§ Work required
Beneath this sentence is a set of records; write each of them out exactly.

— begin Material supplied —

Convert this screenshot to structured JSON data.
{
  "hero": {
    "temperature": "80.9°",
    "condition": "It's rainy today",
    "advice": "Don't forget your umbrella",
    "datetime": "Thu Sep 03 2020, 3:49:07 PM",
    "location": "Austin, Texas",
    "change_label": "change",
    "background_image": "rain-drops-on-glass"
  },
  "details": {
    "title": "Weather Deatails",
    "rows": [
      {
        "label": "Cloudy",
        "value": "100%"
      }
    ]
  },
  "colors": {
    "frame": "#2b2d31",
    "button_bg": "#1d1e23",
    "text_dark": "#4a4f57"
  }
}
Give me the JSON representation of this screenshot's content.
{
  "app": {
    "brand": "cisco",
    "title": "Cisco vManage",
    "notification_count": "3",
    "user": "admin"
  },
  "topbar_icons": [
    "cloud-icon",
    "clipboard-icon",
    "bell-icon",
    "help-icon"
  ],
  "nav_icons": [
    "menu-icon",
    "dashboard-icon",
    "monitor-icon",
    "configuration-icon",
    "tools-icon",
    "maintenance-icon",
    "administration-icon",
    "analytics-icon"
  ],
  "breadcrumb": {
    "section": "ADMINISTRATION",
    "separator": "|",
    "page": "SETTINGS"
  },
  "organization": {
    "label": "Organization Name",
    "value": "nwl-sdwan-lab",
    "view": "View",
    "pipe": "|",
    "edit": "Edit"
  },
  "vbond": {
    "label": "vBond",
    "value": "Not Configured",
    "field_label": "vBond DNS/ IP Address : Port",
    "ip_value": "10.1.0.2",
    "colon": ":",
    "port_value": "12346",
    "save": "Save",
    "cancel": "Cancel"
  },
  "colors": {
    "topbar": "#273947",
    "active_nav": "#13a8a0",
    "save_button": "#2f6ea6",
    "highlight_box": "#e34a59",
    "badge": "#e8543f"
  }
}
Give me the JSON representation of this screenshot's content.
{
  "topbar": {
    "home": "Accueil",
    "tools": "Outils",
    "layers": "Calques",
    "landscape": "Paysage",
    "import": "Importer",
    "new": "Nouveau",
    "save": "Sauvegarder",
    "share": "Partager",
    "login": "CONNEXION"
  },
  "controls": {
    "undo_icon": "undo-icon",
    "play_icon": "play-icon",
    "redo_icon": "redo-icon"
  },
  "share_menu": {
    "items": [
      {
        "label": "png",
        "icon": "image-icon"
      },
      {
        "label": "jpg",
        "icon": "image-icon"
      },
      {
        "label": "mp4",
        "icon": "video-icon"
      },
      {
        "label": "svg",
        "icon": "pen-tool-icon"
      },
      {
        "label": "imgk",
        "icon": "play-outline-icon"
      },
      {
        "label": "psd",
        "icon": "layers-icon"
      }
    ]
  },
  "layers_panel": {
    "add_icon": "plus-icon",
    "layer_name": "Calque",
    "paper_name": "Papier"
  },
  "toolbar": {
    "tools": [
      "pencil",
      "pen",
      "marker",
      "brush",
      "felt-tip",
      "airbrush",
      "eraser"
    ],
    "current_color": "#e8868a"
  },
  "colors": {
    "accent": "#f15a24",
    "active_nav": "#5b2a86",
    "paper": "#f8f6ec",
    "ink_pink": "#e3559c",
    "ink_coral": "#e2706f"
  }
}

— end Material supplied —

§ The completed task
Convert this screenshot to structured JSON data.
{
  "hero": {
    "temperature": "80.9°",
    "condition": "It's rainy today",
    "advice": "Don't forget your umbrella",
    "datetime": "Thu Sep 03 2020, 3:49:07 PM",
    "location": "Austin, Texas",
    "change_label": "change",
    "background_image": "rain-drops-on-glass"
  },
  "details": {
    "title": "Weather Deatails",
    "rows": [
      {
        "label": "Cloudy",
        "value": "100%"
      }
    ]
  },
  "colors": {
    "frame": "#2b2d31",
    "button_bg": "#1d1e23",
    "text_dark": "#4a4f57"
  }
}
Give me the JSON representation of this screenshot's content.
{
  "app": {
    "brand": "cisco",
    "title": "Cisco vManage",
    "notification_count": "3",
    "user": "admin"
  },
  "topbar_icons": [
    "cloud-icon",
    "clipboard-icon",
    "bell-icon",
    "help-icon"
  ],
  "nav_icons": [
    "menu-icon",
    "dashboard-icon",
    "monitor-icon",
    "configuration-icon",
    "tools-icon",
    "maintenance-icon",
    "administration-icon",
    "analytics-icon"
  ],
  "breadcrumb": {
    "section": "ADMINISTRATION",
    "separator": "|",
    "page": "SETTINGS"
  },
  "organization": {
    "label": "Organization Name",
    "value": "nwl-sdwan-lab",
    "view": "View",
    "pipe": "|",
    "edit": "Edit"
  },
  "vbond": {
    "label": "vBond",
    "value": "Not Configured",
    "field_label": "vBond DNS/ IP Address : Port",
    "ip_value": "10.1.0.2",
    "colon": ":",
    "port_value": "12346",
    "save": "Save",
    "cancel": "Cancel"
  },
  "colors": {
    "topbar": "#273947",
    "active_nav": "#13a8a0",
    "save_button": "#2f6ea6",
    "highlight_box": "#e34a59",
    "badge": "#e8543f"
  }
}
Give me the JSON representation of this screenshot's content.
{
  "topbar": {
    "home": "Accueil",
    "tools": "Outils",
    "layers": "Calques",
    "landscape": "Paysage",
    "import": "Importer",
    "new": "Nouveau",
    "save": "Sauvegarder",
    "share": "Partager",
    "login": "CONNEXION"
  },
  "controls": {
    "undo_icon": "undo-icon",
    "play_icon": "play-icon",
    "redo_icon": "redo-icon"
  },
  "share_menu": {
    "items": [
      {
        "label": "png",
        "icon": "image-icon"
      },
      {
        "label": "jpg",
        "icon": "image-icon"
      },
      {
        "label": "mp4",
        "icon": "video-icon"
      },
      {
        "label": "svg",
        "icon": "pen-tool-icon"
      },
      {
        "label": "imgk",
        "icon": "play-outline-icon"
      },
      {
        "label": "psd",
        "icon": "layers-icon"
      }
    ]
  },
  "layers_panel": {
    "add_icon": "plus-icon",
    "layer_name": "Calque",
    "paper_name": "Papier"
  },
  "toolbar": {
    "tools": [
      "pencil",
      "pen",
      "marker",
      "brush",
      "felt-tip",
      "airbrush",
      "eraser"
    ],
    "current_color": "#e8868a"
  },
  "colors": {
    "accent": "#f15a24",
    "active_nav": "#5b2a86",
    "paper": "#f8f6ec",
    "ink_pink": "#e3559c",
    "ink_coral": "#e2706f"
  }
}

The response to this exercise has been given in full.